What to produce
From the records below, give the number of lines that contain the string "this", without any other text.
::::::
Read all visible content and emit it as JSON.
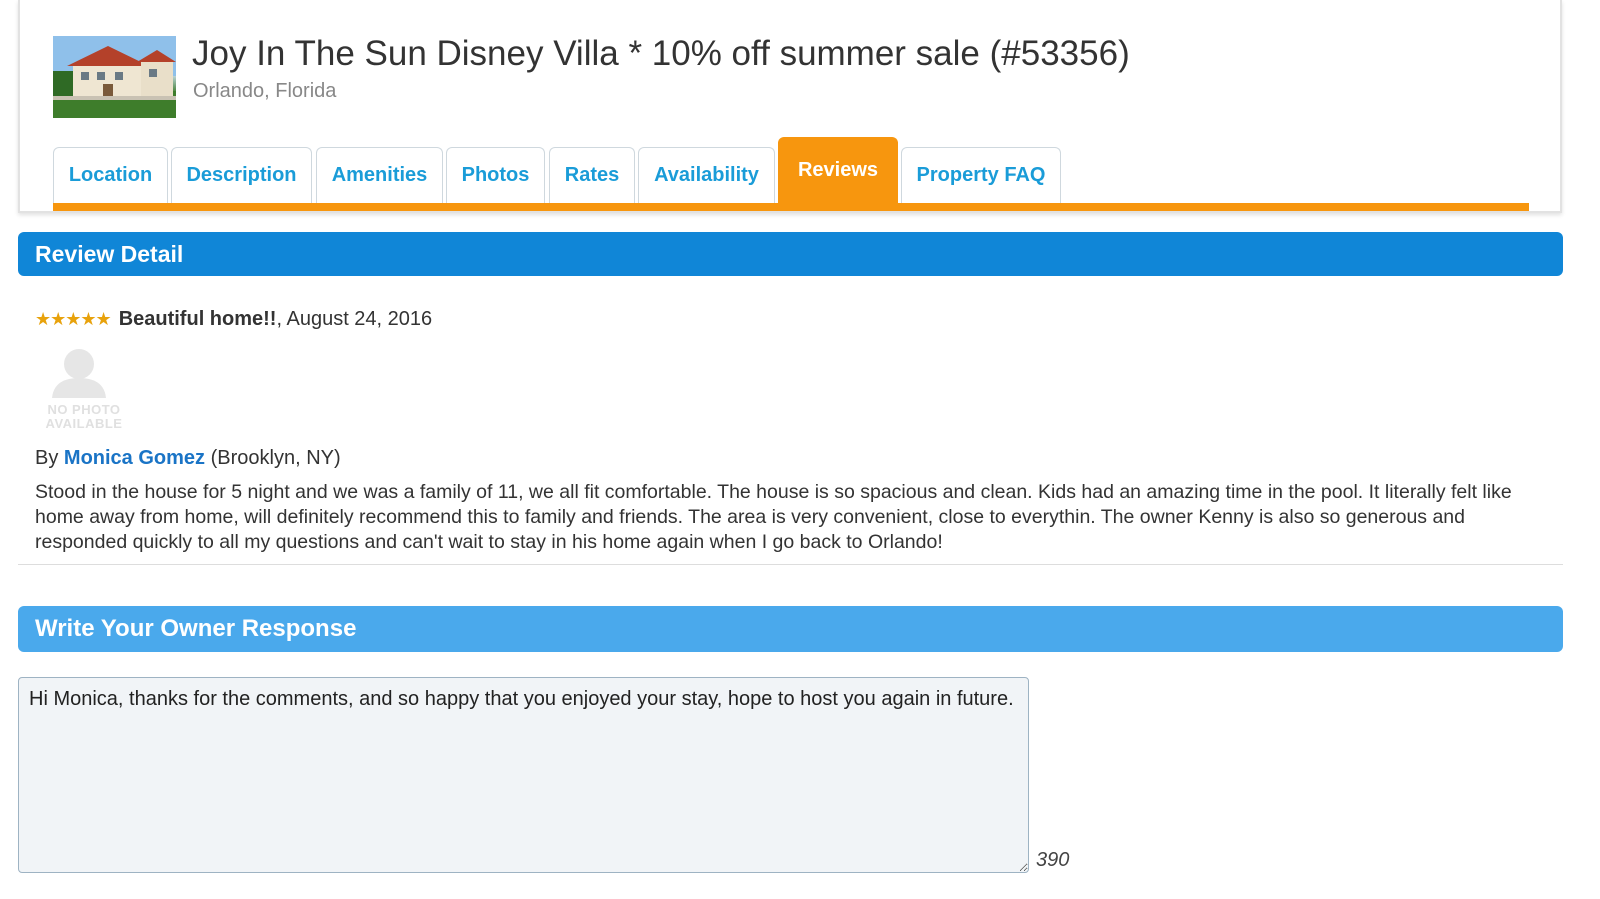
{
  "listing": {
    "title": "Joy In The Sun Disney Villa * 10% off summer sale (#53356)",
    "location": "Orlando, Florida"
  },
  "tabs": [
    {
      "label": "Location"
    },
    {
      "label": "Description"
    },
    {
      "label": "Amenities"
    },
    {
      "label": "Photos"
    },
    {
      "label": "Rates"
    },
    {
      "label": "Availability"
    },
    {
      "label": "Reviews",
      "active": true
    },
    {
      "label": "Property FAQ"
    }
  ],
  "review_detail": {
    "heading": "Review Detail",
    "rating": 5,
    "rating_stars": "★★★★★",
    "title": "Beautiful home!!",
    "date": ", August 24, 2016",
    "no_photo_line1": "NO PHOTO",
    "no_photo_line2": "AVAILABLE",
    "by_prefix": "By ",
    "reviewer_name": "Monica Gomez",
    "reviewer_location": " (Brooklyn, NY)",
    "body": "Stood in the house for 5 night and we was a family of 11, we all fit comfortable. The house is so spacious and clean. Kids had an amazing time in the pool. It literally felt like home away from home, will definitely recommend this to family and friends. The area is very convenient, close to everythin. The owner Kenny is also so generous and responded quickly to all my questions and can't wait to stay in his home again when I go back to Orlando!"
  },
  "owner_response": {
    "heading": "Write Your Owner Response",
    "value": "Hi Monica, thanks for the comments, and so happy that you enjoyed your stay, hope to host you again in future.",
    "chars_remaining": "390"
  },
  "colors": {
    "accent_orange": "#f7960e",
    "detail_bar": "#1086d7",
    "response_bar": "#4aa9ec",
    "tab_text": "#1a9cd8",
    "link": "#1a74c6"
  }
}
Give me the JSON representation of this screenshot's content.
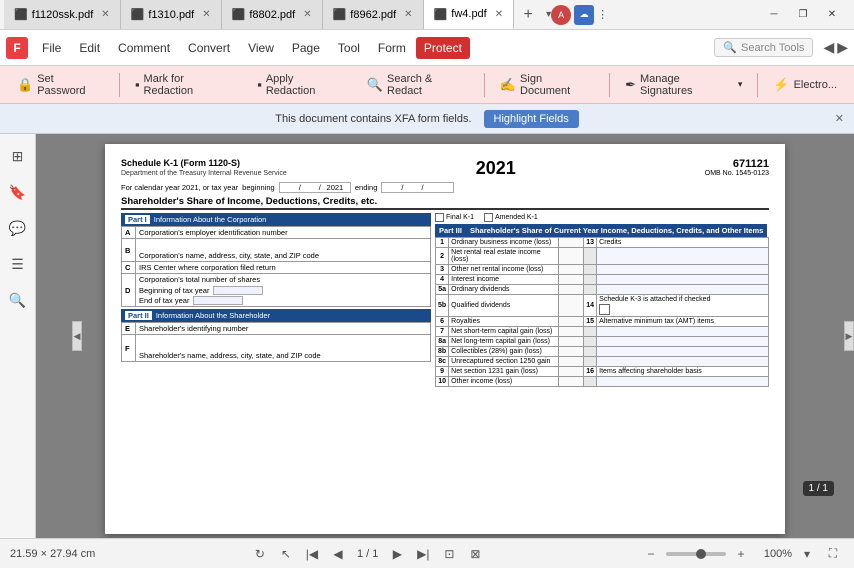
::::::
Solution
2